Count how many lines below contain the word "screenshot", then give that number alone.

* Begin Record excerpts *

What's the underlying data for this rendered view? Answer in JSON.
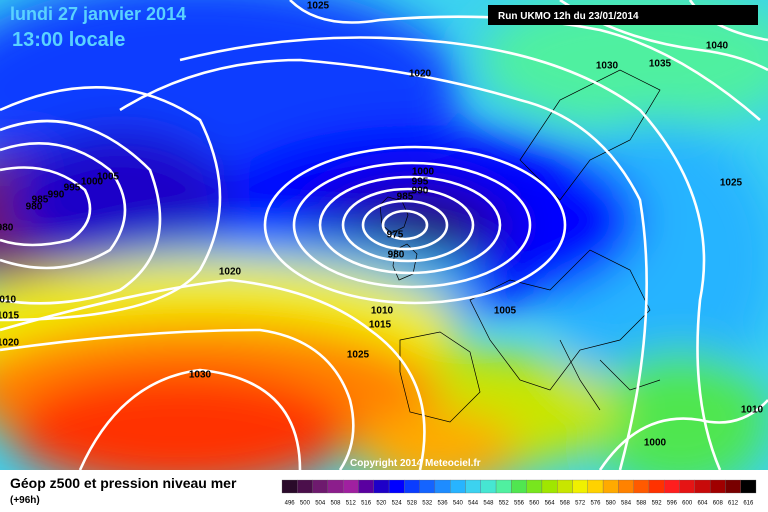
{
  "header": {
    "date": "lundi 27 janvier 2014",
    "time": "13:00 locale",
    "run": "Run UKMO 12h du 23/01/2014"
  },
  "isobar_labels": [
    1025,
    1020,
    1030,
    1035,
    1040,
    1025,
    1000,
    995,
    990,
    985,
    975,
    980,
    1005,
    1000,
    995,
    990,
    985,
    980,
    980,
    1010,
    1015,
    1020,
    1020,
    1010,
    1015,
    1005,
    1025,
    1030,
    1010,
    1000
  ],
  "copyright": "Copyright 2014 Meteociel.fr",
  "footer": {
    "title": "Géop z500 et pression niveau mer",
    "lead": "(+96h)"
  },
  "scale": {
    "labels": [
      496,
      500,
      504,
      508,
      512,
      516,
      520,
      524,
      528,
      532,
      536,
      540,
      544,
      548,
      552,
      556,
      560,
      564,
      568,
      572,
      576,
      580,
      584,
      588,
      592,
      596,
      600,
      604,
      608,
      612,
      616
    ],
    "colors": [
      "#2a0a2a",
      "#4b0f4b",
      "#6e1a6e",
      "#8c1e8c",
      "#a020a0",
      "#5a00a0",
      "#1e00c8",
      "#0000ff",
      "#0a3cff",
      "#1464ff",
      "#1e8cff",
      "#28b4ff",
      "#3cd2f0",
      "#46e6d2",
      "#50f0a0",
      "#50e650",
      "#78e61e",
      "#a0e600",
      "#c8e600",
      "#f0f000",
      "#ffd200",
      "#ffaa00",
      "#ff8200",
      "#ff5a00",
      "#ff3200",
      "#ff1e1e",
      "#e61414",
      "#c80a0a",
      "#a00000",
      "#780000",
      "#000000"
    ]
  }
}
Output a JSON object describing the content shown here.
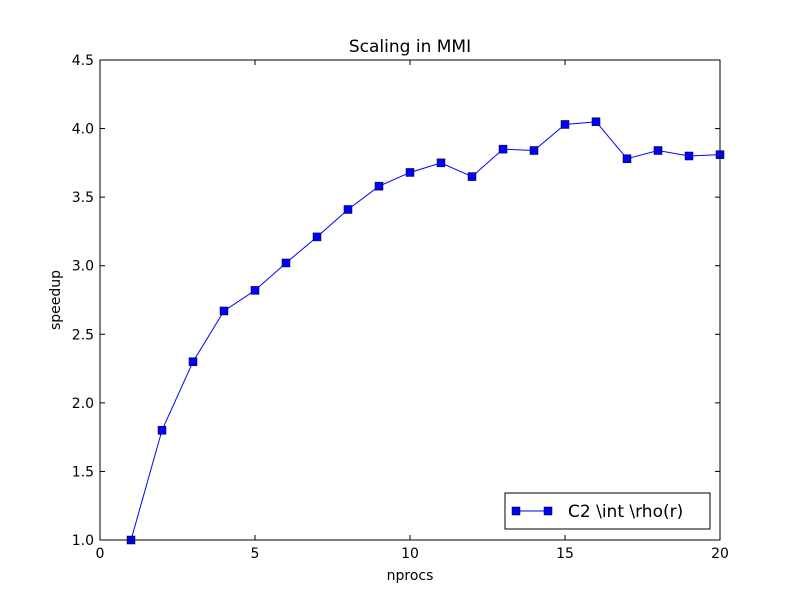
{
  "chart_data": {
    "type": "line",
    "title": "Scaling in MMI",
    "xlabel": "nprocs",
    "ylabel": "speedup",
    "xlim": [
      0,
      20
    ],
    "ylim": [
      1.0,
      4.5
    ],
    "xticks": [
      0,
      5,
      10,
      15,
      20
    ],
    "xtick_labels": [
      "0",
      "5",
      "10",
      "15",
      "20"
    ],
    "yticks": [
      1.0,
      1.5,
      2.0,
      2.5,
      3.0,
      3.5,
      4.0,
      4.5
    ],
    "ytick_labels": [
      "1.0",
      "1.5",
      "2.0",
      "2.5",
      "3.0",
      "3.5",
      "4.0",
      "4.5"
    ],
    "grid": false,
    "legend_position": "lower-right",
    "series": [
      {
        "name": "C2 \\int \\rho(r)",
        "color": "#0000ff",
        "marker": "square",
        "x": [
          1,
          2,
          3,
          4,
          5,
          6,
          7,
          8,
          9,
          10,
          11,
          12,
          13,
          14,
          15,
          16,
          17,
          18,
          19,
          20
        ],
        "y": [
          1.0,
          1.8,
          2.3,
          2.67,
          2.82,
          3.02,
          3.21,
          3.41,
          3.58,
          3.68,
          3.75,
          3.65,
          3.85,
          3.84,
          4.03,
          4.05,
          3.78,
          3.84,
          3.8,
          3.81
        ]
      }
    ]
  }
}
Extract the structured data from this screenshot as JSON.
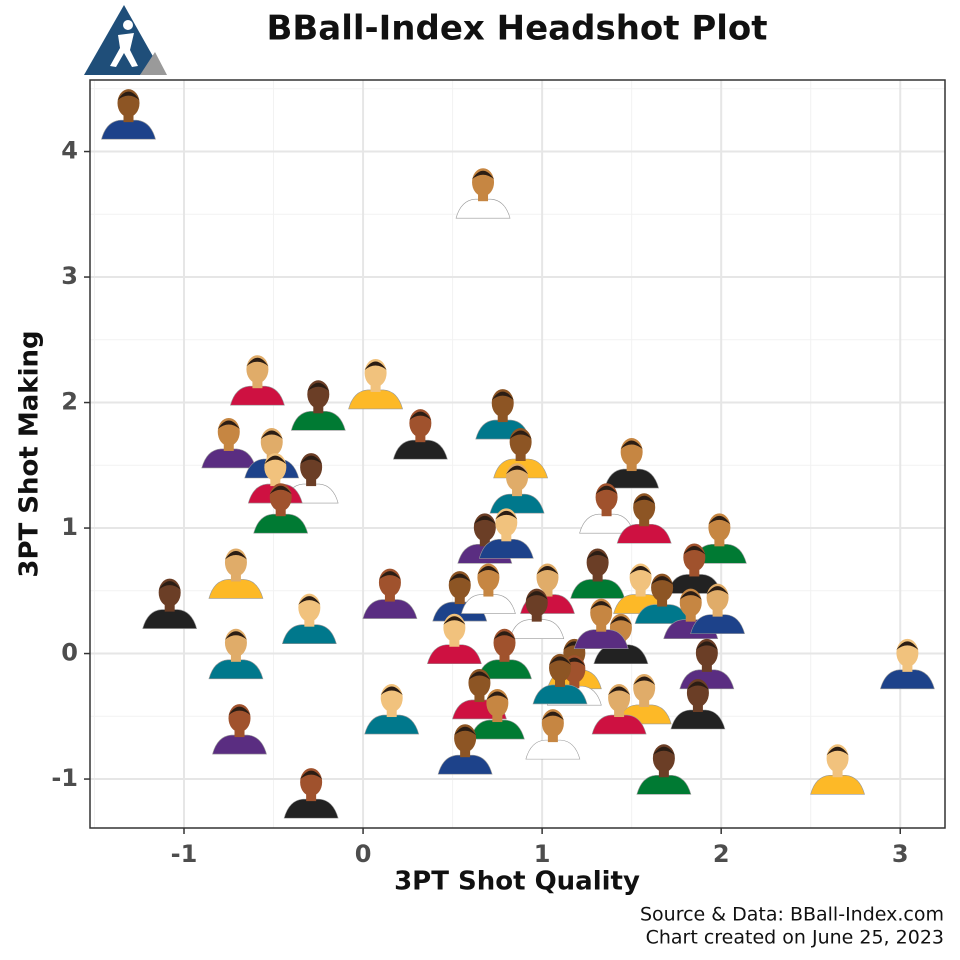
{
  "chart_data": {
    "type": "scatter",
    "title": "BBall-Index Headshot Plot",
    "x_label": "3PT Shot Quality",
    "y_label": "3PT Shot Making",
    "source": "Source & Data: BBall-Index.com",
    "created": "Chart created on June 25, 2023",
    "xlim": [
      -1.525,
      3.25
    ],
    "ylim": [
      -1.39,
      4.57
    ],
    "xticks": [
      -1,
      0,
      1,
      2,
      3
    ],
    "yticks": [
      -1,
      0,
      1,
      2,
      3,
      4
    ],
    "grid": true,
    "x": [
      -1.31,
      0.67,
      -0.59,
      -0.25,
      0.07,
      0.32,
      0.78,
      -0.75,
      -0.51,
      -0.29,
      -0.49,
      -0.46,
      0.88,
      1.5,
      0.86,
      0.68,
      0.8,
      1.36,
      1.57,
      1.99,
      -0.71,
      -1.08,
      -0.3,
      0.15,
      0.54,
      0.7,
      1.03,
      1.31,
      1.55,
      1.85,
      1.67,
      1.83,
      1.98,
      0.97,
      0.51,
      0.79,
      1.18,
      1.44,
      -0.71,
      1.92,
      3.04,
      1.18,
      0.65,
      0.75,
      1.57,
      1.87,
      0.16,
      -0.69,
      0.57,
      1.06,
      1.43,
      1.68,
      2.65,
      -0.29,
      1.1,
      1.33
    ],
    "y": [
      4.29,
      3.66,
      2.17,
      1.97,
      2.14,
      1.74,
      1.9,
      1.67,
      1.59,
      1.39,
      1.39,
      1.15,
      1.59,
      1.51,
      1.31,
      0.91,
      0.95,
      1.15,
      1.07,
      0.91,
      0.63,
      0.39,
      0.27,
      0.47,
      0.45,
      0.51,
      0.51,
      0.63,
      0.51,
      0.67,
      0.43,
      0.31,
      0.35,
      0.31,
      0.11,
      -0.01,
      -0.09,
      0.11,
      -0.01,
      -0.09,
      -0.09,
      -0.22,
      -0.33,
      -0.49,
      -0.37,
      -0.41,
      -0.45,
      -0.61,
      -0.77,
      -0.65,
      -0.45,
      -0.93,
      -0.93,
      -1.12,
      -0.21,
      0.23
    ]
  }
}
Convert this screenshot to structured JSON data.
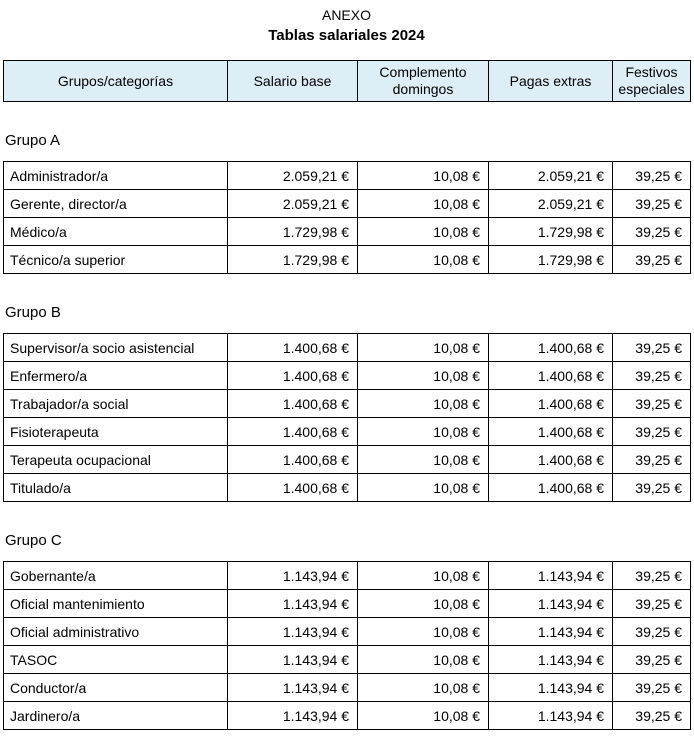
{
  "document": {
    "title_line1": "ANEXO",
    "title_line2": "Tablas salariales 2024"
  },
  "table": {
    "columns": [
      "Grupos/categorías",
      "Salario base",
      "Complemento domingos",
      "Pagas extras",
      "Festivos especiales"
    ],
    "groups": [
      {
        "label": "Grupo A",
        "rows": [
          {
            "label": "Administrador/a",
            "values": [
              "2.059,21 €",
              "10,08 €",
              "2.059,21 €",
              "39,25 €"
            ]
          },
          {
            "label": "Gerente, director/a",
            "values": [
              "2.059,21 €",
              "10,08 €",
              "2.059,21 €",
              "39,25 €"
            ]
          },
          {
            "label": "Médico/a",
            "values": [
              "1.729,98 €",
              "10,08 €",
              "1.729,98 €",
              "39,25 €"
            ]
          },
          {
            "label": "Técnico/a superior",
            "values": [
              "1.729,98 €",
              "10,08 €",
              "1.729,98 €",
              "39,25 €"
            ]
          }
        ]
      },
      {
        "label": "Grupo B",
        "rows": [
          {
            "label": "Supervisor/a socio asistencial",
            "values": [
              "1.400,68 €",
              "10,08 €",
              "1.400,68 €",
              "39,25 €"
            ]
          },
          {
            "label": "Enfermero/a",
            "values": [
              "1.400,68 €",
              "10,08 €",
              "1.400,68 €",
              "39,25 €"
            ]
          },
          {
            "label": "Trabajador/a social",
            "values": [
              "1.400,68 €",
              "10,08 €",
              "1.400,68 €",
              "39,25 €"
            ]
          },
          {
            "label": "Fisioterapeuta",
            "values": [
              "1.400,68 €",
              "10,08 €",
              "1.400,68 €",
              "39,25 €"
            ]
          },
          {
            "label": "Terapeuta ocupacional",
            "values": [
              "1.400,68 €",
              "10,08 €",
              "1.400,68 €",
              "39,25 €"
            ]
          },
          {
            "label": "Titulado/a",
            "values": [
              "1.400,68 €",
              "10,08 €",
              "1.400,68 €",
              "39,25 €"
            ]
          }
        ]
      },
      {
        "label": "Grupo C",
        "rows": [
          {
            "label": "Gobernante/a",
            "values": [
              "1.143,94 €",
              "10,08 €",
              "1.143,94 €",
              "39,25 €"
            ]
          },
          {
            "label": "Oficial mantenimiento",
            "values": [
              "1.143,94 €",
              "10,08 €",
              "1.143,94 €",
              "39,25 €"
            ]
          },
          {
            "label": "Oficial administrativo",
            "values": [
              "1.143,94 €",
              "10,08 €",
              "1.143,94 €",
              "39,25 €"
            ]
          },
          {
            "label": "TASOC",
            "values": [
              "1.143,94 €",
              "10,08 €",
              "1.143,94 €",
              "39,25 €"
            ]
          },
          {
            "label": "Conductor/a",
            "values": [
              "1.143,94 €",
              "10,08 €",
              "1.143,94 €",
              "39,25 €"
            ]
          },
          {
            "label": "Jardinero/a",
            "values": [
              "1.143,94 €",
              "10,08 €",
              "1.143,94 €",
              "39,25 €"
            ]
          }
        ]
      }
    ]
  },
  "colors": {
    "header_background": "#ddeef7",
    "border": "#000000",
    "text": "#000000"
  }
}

* End Record excerpts *

> [Result below]: 2